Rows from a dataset
————————

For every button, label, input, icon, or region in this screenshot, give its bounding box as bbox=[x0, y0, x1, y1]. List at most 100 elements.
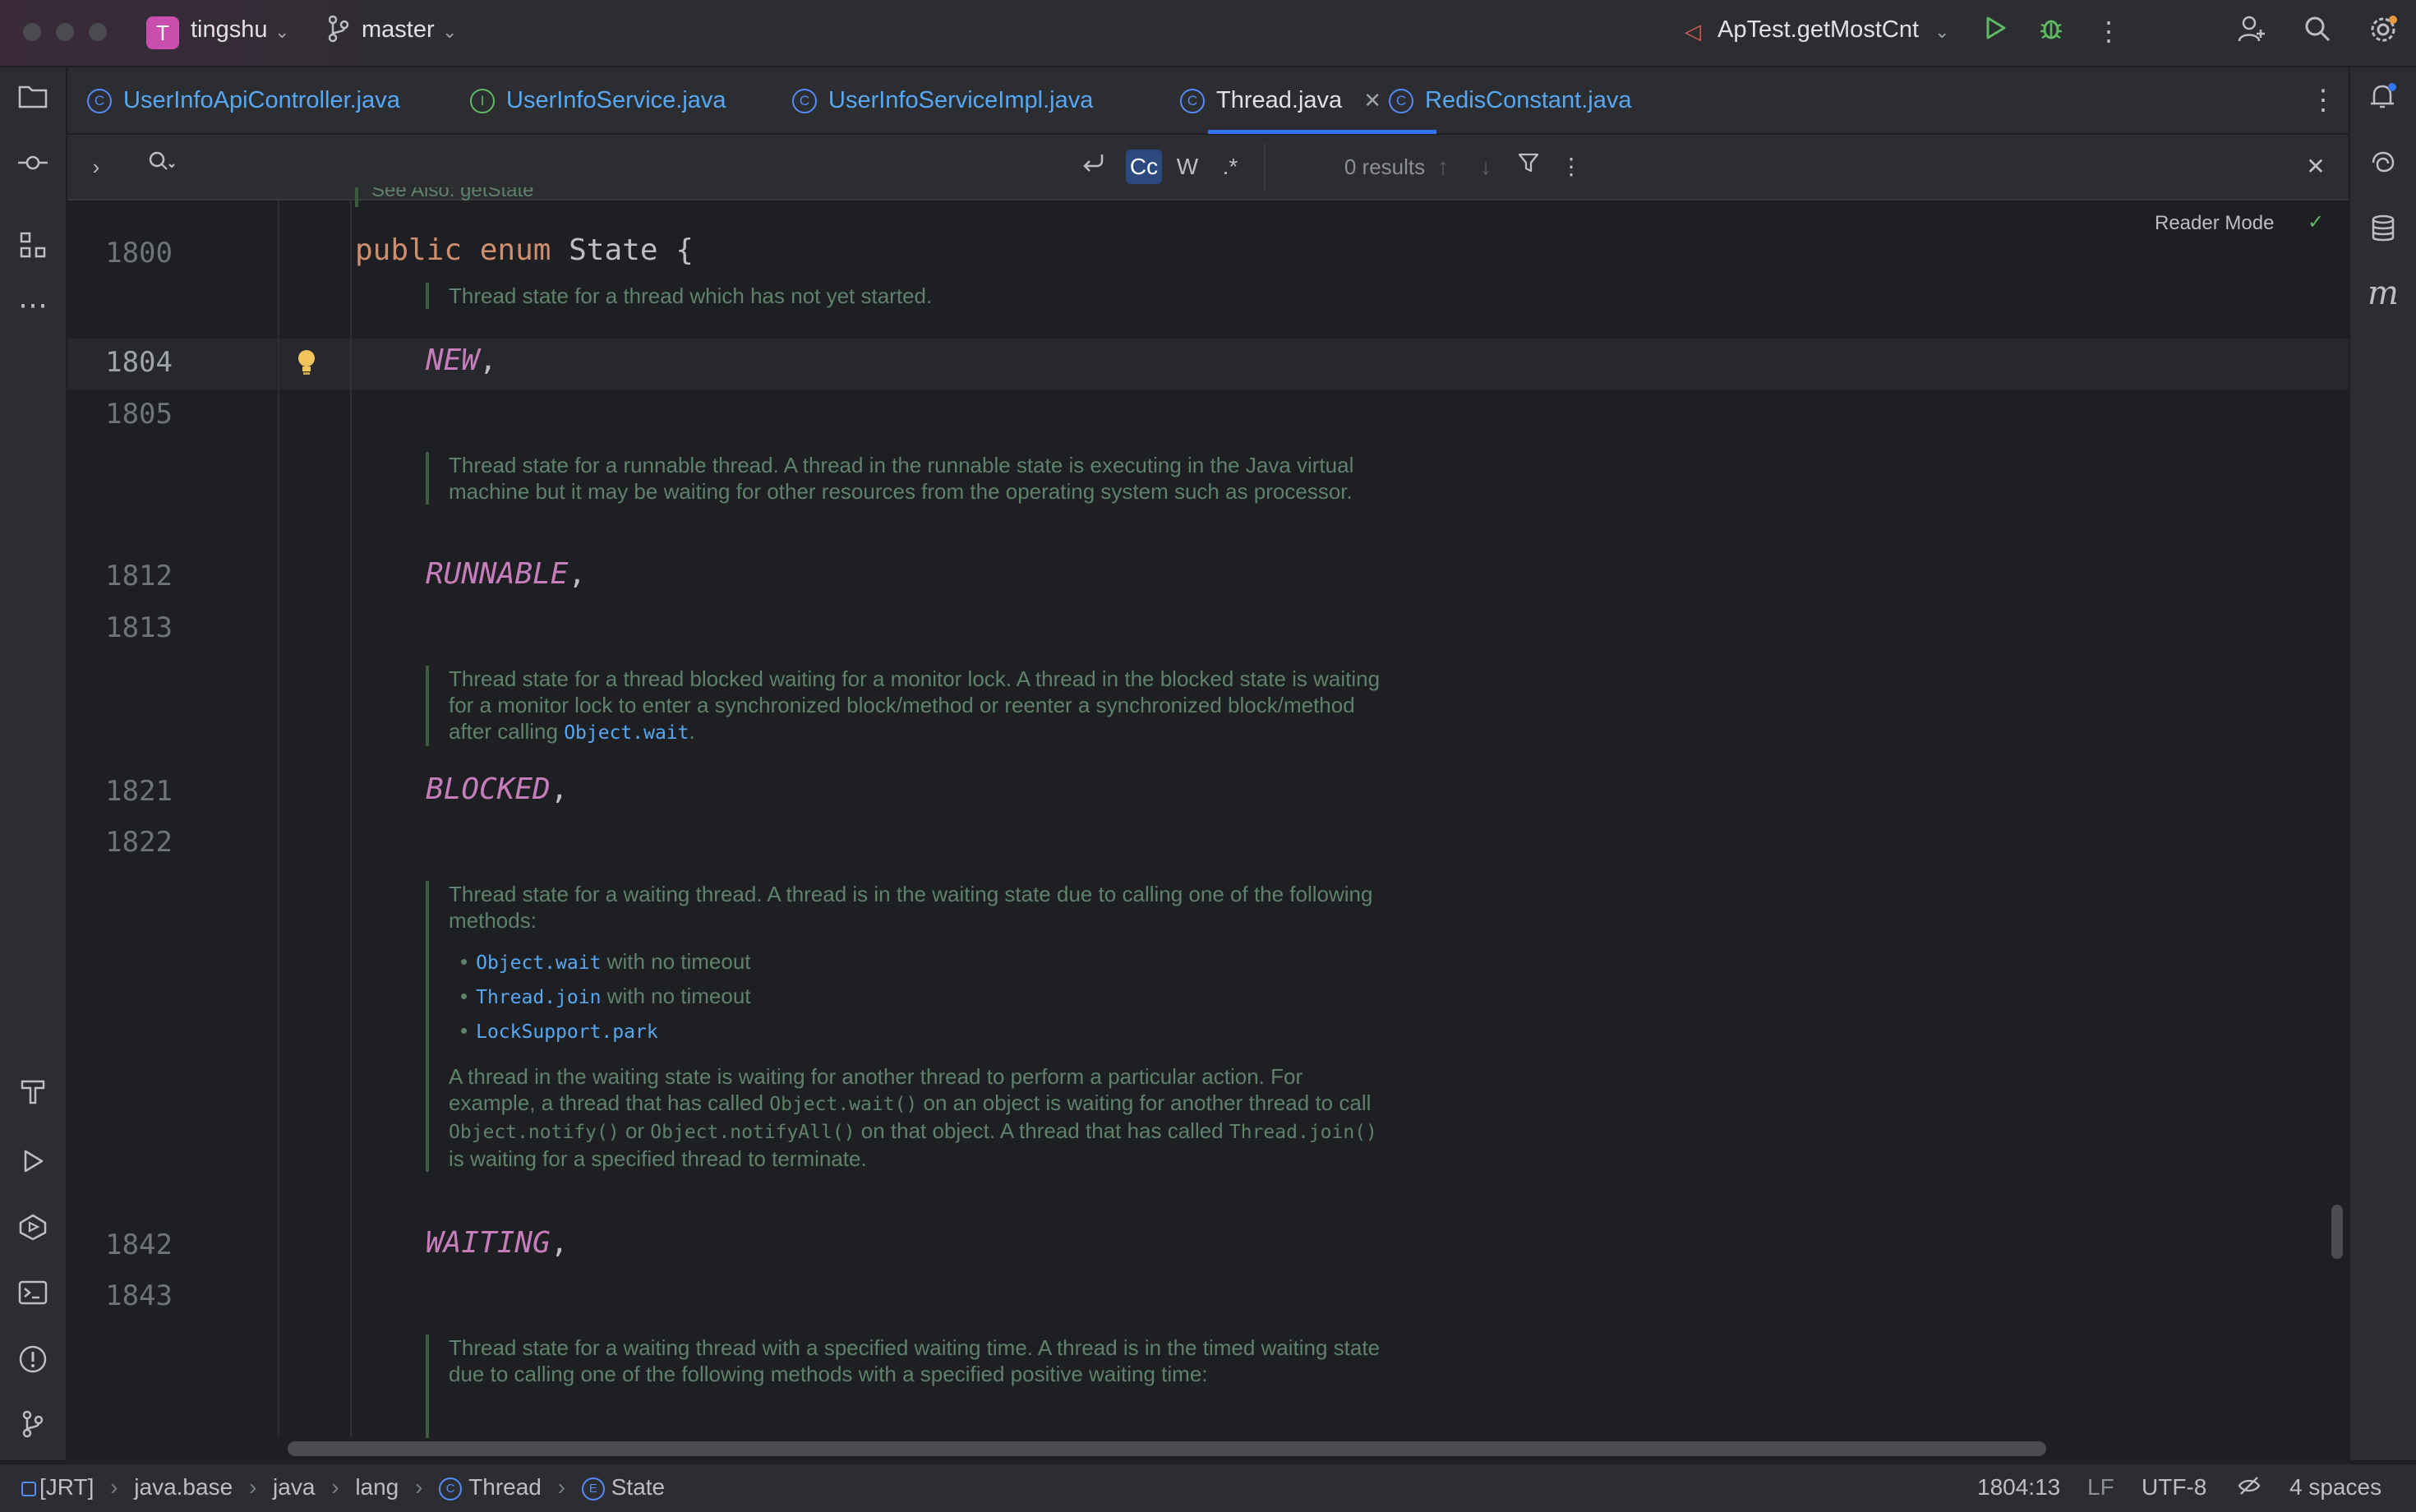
tab-label: RedisConstant.java bbox=[1425, 87, 1632, 113]
enum-icon: E bbox=[581, 1477, 605, 1500]
services-icon[interactable] bbox=[0, 1213, 66, 1248]
reader-mode-button[interactable]: Reader Mode bbox=[2155, 212, 2274, 235]
doc-waiting: Thread state for a waiting thread. A thr… bbox=[426, 881, 1386, 1172]
module-icon bbox=[21, 1481, 36, 1496]
breadcrumb-item[interactable]: lang bbox=[355, 1474, 399, 1500]
settings-gear-icon[interactable] bbox=[2367, 15, 2400, 48]
project-avatar[interactable]: T bbox=[146, 16, 179, 49]
whole-words-toggle[interactable]: W bbox=[1170, 150, 1205, 184]
filter-icon[interactable] bbox=[1512, 150, 1545, 184]
right-tool-window-bar: m bbox=[2349, 67, 2416, 1460]
debug-icon[interactable] bbox=[2035, 15, 2068, 48]
doc-link[interactable]: Object.wait bbox=[476, 952, 601, 974]
close-window-button[interactable] bbox=[23, 23, 41, 41]
new-line-icon[interactable] bbox=[1077, 150, 1109, 184]
caret-line-highlight bbox=[67, 339, 2349, 390]
find-options-icon[interactable]: ⋮ bbox=[1555, 150, 1588, 184]
more-actions-icon[interactable]: ⋮ bbox=[2092, 15, 2125, 48]
chevron-right-icon: › bbox=[110, 1474, 118, 1500]
read-only-icon[interactable] bbox=[2237, 1474, 2262, 1503]
enum-constant-blocked: BLOCKED, bbox=[426, 772, 569, 806]
breadcrumb-item[interactable]: Thread bbox=[468, 1474, 542, 1500]
next-occurrence-icon[interactable]: ↓ bbox=[1469, 150, 1502, 184]
gutter-separator bbox=[278, 201, 279, 1438]
project-folder-icon[interactable] bbox=[0, 82, 66, 118]
class-icon: C bbox=[1180, 89, 1205, 114]
line-number: 1822 bbox=[105, 826, 173, 859]
zoom-window-button[interactable] bbox=[89, 23, 107, 41]
doc-timed-waiting: Thread state for a waiting thread with a… bbox=[426, 1335, 1386, 1438]
enum-declaration: public enum State { bbox=[355, 233, 694, 267]
notifications-bell-icon[interactable] bbox=[2350, 82, 2416, 119]
terminal-icon[interactable] bbox=[0, 1279, 66, 1313]
divider bbox=[1264, 143, 1266, 191]
tab-actions-icon[interactable]: ⋮ bbox=[2309, 67, 2337, 133]
maven-icon[interactable]: m bbox=[2350, 274, 2416, 312]
caret-position[interactable]: 1804:13 bbox=[1977, 1474, 2060, 1500]
more-tools-icon[interactable]: ⋯ bbox=[0, 288, 66, 322]
title-bar: T tingshu ⌄ master ⌄ ◁ ApTest.getMostCnt… bbox=[0, 0, 2416, 67]
enum-constant-runnable: RUNNABLE, bbox=[426, 557, 587, 591]
close-tab-icon[interactable]: ✕ bbox=[1363, 88, 1381, 113]
run-icon[interactable] bbox=[1979, 15, 2012, 48]
tab-userinfoapicontroller[interactable]: C UserInfoApiController.java bbox=[87, 67, 400, 133]
chevron-down-icon[interactable]: ⌄ bbox=[1934, 21, 1949, 43]
previous-occurrence-icon[interactable]: ↑ bbox=[1427, 150, 1459, 184]
tab-userinfoserviceimpl[interactable]: C UserInfoServiceImpl.java bbox=[792, 67, 1093, 133]
indent-setting[interactable]: 4 spaces bbox=[2289, 1474, 2381, 1500]
line-number: 1812 bbox=[105, 560, 173, 592]
line-number: 1843 bbox=[105, 1279, 173, 1312]
commit-icon[interactable] bbox=[0, 148, 66, 182]
breadcrumb-item[interactable]: java.base bbox=[134, 1474, 233, 1500]
database-icon[interactable] bbox=[2350, 214, 2416, 251]
expand-replace-icon[interactable]: › bbox=[84, 150, 108, 184]
vertical-scrollbar[interactable] bbox=[2331, 1205, 2343, 1259]
tab-thread[interactable]: C Thread.java ✕ bbox=[1160, 67, 1402, 133]
list-item: Object.wait with no timeout bbox=[460, 948, 1386, 976]
doc-link[interactable]: LockSupport.park bbox=[476, 1021, 658, 1043]
search-history-icon[interactable] bbox=[141, 150, 182, 184]
tab-userinfoservice[interactable]: I UserInfoService.java bbox=[470, 67, 726, 133]
breadcrumb-item[interactable]: java bbox=[273, 1474, 315, 1500]
intention-bulb-icon[interactable] bbox=[294, 348, 319, 380]
tab-label: UserInfoService.java bbox=[506, 87, 726, 113]
add-user-icon[interactable] bbox=[2235, 15, 2268, 48]
chevron-right-icon: › bbox=[415, 1474, 423, 1500]
tab-label: Thread.java bbox=[1216, 87, 1343, 113]
regex-toggle[interactable]: .* bbox=[1213, 150, 1247, 184]
line-number: 1800 bbox=[105, 237, 173, 270]
run-config-name[interactable]: ApTest.getMostCnt bbox=[1717, 16, 1919, 44]
structure-icon[interactable] bbox=[0, 230, 66, 267]
horizontal-scrollbar[interactable] bbox=[288, 1441, 2046, 1456]
close-find-icon[interactable]: ✕ bbox=[2299, 150, 2332, 184]
search-input[interactable] bbox=[191, 146, 1131, 187]
doc-link[interactable]: Thread.join bbox=[476, 987, 601, 1008]
line-separator[interactable]: LF bbox=[2087, 1474, 2114, 1500]
branch-name[interactable]: master bbox=[362, 16, 435, 44]
minimize-window-button[interactable] bbox=[56, 23, 74, 41]
indent-guide bbox=[350, 201, 352, 1438]
project-name[interactable]: tingshu bbox=[191, 16, 268, 44]
class-icon: C bbox=[792, 89, 817, 114]
branch-icon[interactable] bbox=[322, 15, 355, 48]
ai-assistant-icon[interactable] bbox=[2350, 148, 2416, 185]
enum-constant-waiting: WAITING, bbox=[426, 1226, 569, 1260]
doc-link[interactable]: Object.wait bbox=[564, 722, 689, 744]
doc-runnable: Thread state for a runnable thread. A th… bbox=[426, 452, 1386, 505]
problems-icon[interactable] bbox=[0, 1344, 66, 1381]
match-case-toggle[interactable]: Cc bbox=[1126, 150, 1162, 184]
file-encoding[interactable]: UTF-8 bbox=[2142, 1474, 2206, 1500]
chevron-down-icon[interactable]: ⌄ bbox=[442, 21, 457, 43]
search-icon[interactable] bbox=[2301, 15, 2334, 48]
run-tool-icon[interactable] bbox=[0, 1147, 66, 1182]
line-number: 1805 bbox=[105, 398, 173, 431]
class-icon: C bbox=[439, 1477, 463, 1500]
git-icon[interactable] bbox=[0, 1410, 66, 1445]
breadcrumb-item[interactable]: [JRT] bbox=[39, 1474, 94, 1500]
build-hammer-icon[interactable] bbox=[0, 1076, 66, 1113]
tab-label: UserInfoServiceImpl.java bbox=[828, 87, 1094, 113]
interface-icon: I bbox=[470, 89, 495, 114]
breadcrumb-item[interactable]: State bbox=[611, 1474, 665, 1500]
tab-redisconstant[interactable]: C RedisConstant.java bbox=[1389, 67, 1631, 133]
chevron-down-icon[interactable]: ⌄ bbox=[274, 21, 289, 43]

————————

# [EXERCISE BRIEF]
Please rewrite the lines above, replacing "screenshot" with "screen capture" and leaving everything else the same. Leave the pictures out of your answer.

# [THE SOLUTION]
For every button, label, input, icon, or region in this screen capture, give its bounding box as bbox=[x0, y0, x1, y1]. List at most 100 elements.
tab-label: RedisConstant.java bbox=[1425, 87, 1632, 113]
enum-icon: E bbox=[581, 1477, 605, 1500]
services-icon[interactable] bbox=[0, 1213, 66, 1248]
reader-mode-button[interactable]: Reader Mode bbox=[2155, 212, 2274, 235]
doc-waiting: Thread state for a waiting thread. A thr… bbox=[426, 881, 1386, 1172]
module-icon bbox=[21, 1481, 36, 1496]
breadcrumb-item[interactable]: lang bbox=[355, 1474, 399, 1500]
settings-gear-icon[interactable] bbox=[2367, 15, 2400, 48]
project-avatar[interactable]: T bbox=[146, 16, 179, 49]
whole-words-toggle[interactable]: W bbox=[1170, 150, 1205, 184]
filter-icon[interactable] bbox=[1512, 150, 1545, 184]
right-tool-window-bar: m bbox=[2349, 67, 2416, 1460]
debug-icon[interactable] bbox=[2035, 15, 2068, 48]
doc-link[interactable]: Object.wait bbox=[476, 952, 601, 974]
close-window-button[interactable] bbox=[23, 23, 41, 41]
new-line-icon[interactable] bbox=[1077, 150, 1109, 184]
caret-line-highlight bbox=[67, 339, 2349, 390]
find-options-icon[interactable]: ⋮ bbox=[1555, 150, 1588, 184]
more-actions-icon[interactable]: ⋮ bbox=[2092, 15, 2125, 48]
chevron-right-icon: › bbox=[110, 1474, 118, 1500]
read-only-icon[interactable] bbox=[2237, 1474, 2262, 1503]
enum-constant-blocked: BLOCKED, bbox=[426, 772, 569, 806]
breadcrumb-item[interactable]: Thread bbox=[468, 1474, 542, 1500]
next-occurrence-icon[interactable]: ↓ bbox=[1469, 150, 1502, 184]
gutter-separator bbox=[278, 201, 279, 1438]
project-folder-icon[interactable] bbox=[0, 82, 66, 118]
class-icon: C bbox=[1180, 89, 1205, 114]
line-number: 1822 bbox=[105, 826, 173, 859]
zoom-window-button[interactable] bbox=[89, 23, 107, 41]
doc-timed-waiting: Thread state for a waiting thread with a… bbox=[426, 1335, 1386, 1438]
enum-declaration: public enum State { bbox=[355, 233, 694, 267]
notifications-bell-icon[interactable] bbox=[2350, 82, 2416, 119]
terminal-icon[interactable] bbox=[0, 1279, 66, 1313]
divider bbox=[1264, 143, 1266, 191]
tab-actions-icon[interactable]: ⋮ bbox=[2309, 67, 2337, 133]
maven-icon[interactable]: m bbox=[2350, 274, 2416, 312]
caret-position[interactable]: 1804:13 bbox=[1977, 1474, 2060, 1500]
more-tools-icon[interactable]: ⋯ bbox=[0, 288, 66, 322]
title-bar: T tingshu ⌄ master ⌄ ◁ ApTest.getMostCnt… bbox=[0, 0, 2416, 67]
enum-constant-runnable: RUNNABLE, bbox=[426, 557, 587, 591]
close-tab-icon[interactable]: ✕ bbox=[1363, 88, 1381, 113]
run-icon[interactable] bbox=[1979, 15, 2012, 48]
tab-userinfoapicontroller[interactable]: C UserInfoApiController.java bbox=[87, 67, 400, 133]
chevron-down-icon[interactable]: ⌄ bbox=[1934, 21, 1949, 43]
previous-occurrence-icon[interactable]: ↑ bbox=[1427, 150, 1459, 184]
tab-userinfoserviceimpl[interactable]: C UserInfoServiceImpl.java bbox=[792, 67, 1093, 133]
indent-setting[interactable]: 4 spaces bbox=[2289, 1474, 2381, 1500]
line-number: 1812 bbox=[105, 560, 173, 592]
line-number: 1843 bbox=[105, 1279, 173, 1312]
commit-icon[interactable] bbox=[0, 148, 66, 182]
breadcrumb-item[interactable]: java.base bbox=[134, 1474, 233, 1500]
database-icon[interactable] bbox=[2350, 214, 2416, 251]
expand-replace-icon[interactable]: › bbox=[84, 150, 108, 184]
vertical-scrollbar[interactable] bbox=[2331, 1205, 2343, 1259]
tab-thread[interactable]: C Thread.java ✕ bbox=[1160, 67, 1402, 133]
list-item: Object.wait with no timeout bbox=[460, 948, 1386, 976]
doc-link[interactable]: LockSupport.park bbox=[476, 1021, 658, 1043]
search-history-icon[interactable] bbox=[141, 150, 182, 184]
tab-userinfoservice[interactable]: I UserInfoService.java bbox=[470, 67, 726, 133]
breadcrumb-item[interactable]: java bbox=[273, 1474, 315, 1500]
intention-bulb-icon[interactable] bbox=[294, 348, 319, 380]
tab-label: UserInfoService.java bbox=[506, 87, 726, 113]
add-user-icon[interactable] bbox=[2235, 15, 2268, 48]
chevron-right-icon: › bbox=[415, 1474, 423, 1500]
tab-label: Thread.java bbox=[1216, 87, 1343, 113]
regex-toggle[interactable]: .* bbox=[1213, 150, 1247, 184]
line-number: 1800 bbox=[105, 237, 173, 270]
run-config-name[interactable]: ApTest.getMostCnt bbox=[1717, 16, 1919, 44]
structure-icon[interactable] bbox=[0, 230, 66, 267]
horizontal-scrollbar[interactable] bbox=[288, 1441, 2046, 1456]
close-find-icon[interactable]: ✕ bbox=[2299, 150, 2332, 184]
search-input[interactable] bbox=[191, 146, 1131, 187]
doc-link[interactable]: Thread.join bbox=[476, 987, 601, 1008]
line-separator[interactable]: LF bbox=[2087, 1474, 2114, 1500]
branch-name[interactable]: master bbox=[362, 16, 435, 44]
minimize-window-button[interactable] bbox=[56, 23, 74, 41]
indent-guide bbox=[350, 201, 352, 1438]
project-name[interactable]: tingshu bbox=[191, 16, 268, 44]
class-icon: C bbox=[792, 89, 817, 114]
branch-icon[interactable] bbox=[322, 15, 355, 48]
ai-assistant-icon[interactable] bbox=[2350, 148, 2416, 185]
enum-constant-waiting: WAITING, bbox=[426, 1226, 569, 1260]
doc-link[interactable]: Object.wait bbox=[564, 722, 689, 744]
doc-runnable: Thread state for a runnable thread. A th… bbox=[426, 452, 1386, 505]
problems-icon[interactable] bbox=[0, 1344, 66, 1381]
match-case-toggle[interactable]: Cc bbox=[1126, 150, 1162, 184]
file-encoding[interactable]: UTF-8 bbox=[2142, 1474, 2206, 1500]
chevron-down-icon[interactable]: ⌄ bbox=[442, 21, 457, 43]
search-icon[interactable] bbox=[2301, 15, 2334, 48]
run-tool-icon[interactable] bbox=[0, 1147, 66, 1182]
line-number: 1805 bbox=[105, 398, 173, 431]
class-icon: C bbox=[439, 1477, 463, 1500]
git-icon[interactable] bbox=[0, 1410, 66, 1445]
breadcrumb-item[interactable]: [JRT] bbox=[39, 1474, 94, 1500]
build-hammer-icon[interactable] bbox=[0, 1076, 66, 1113]
tab-label: UserInfoServiceImpl.java bbox=[828, 87, 1094, 113]
interface-icon: I bbox=[470, 89, 495, 114]
breadcrumb-item[interactable]: State bbox=[611, 1474, 665, 1500]
tab-redisconstant[interactable]: C RedisConstant.java bbox=[1389, 67, 1631, 133]
chevron-down-icon[interactable]: ⌄ bbox=[274, 21, 289, 43]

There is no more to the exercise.